### PROBLEM DETAILS:
Give nothing except the number of lines containing the word "hint".

Data excerpts
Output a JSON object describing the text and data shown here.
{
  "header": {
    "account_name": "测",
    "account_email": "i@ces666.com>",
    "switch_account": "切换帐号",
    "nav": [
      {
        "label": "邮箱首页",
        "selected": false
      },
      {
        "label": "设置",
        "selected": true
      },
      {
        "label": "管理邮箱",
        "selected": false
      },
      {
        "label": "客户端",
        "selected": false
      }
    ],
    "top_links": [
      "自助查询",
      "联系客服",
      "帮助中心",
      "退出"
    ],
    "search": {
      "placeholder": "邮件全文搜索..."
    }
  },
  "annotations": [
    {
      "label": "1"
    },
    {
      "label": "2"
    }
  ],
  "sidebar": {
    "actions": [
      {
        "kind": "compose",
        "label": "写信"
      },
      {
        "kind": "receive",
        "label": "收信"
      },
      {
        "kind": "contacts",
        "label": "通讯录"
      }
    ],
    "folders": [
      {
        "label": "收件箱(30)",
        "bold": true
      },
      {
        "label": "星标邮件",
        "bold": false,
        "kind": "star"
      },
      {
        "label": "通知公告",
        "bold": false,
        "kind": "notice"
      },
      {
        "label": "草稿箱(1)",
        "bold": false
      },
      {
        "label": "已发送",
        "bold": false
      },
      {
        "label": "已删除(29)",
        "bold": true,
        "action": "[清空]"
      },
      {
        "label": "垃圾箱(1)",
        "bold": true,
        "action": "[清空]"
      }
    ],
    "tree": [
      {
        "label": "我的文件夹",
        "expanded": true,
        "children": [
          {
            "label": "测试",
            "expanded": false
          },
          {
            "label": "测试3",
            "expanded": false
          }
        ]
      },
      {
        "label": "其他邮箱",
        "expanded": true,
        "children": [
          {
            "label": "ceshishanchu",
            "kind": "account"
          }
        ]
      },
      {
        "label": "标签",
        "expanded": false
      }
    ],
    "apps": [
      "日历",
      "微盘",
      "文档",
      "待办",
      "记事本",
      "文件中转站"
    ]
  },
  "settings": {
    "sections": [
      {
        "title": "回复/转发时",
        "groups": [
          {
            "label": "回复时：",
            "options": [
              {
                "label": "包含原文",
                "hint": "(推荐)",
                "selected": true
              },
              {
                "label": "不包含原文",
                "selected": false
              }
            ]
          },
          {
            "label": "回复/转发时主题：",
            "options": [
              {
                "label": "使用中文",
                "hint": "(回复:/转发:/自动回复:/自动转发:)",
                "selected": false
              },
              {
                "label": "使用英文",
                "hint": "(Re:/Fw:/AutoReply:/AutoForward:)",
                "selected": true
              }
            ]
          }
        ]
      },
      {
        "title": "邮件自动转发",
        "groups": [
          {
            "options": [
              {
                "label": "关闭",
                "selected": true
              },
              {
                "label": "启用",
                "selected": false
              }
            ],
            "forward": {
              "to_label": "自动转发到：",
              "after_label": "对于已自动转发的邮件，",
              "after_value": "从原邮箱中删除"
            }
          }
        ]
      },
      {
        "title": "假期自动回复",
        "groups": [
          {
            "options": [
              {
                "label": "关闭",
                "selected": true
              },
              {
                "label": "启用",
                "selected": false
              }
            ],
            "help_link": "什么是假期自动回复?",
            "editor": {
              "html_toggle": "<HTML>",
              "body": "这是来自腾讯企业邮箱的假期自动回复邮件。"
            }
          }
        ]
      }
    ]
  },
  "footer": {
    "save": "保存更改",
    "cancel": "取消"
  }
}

### ANSWER TO THE TASK:
3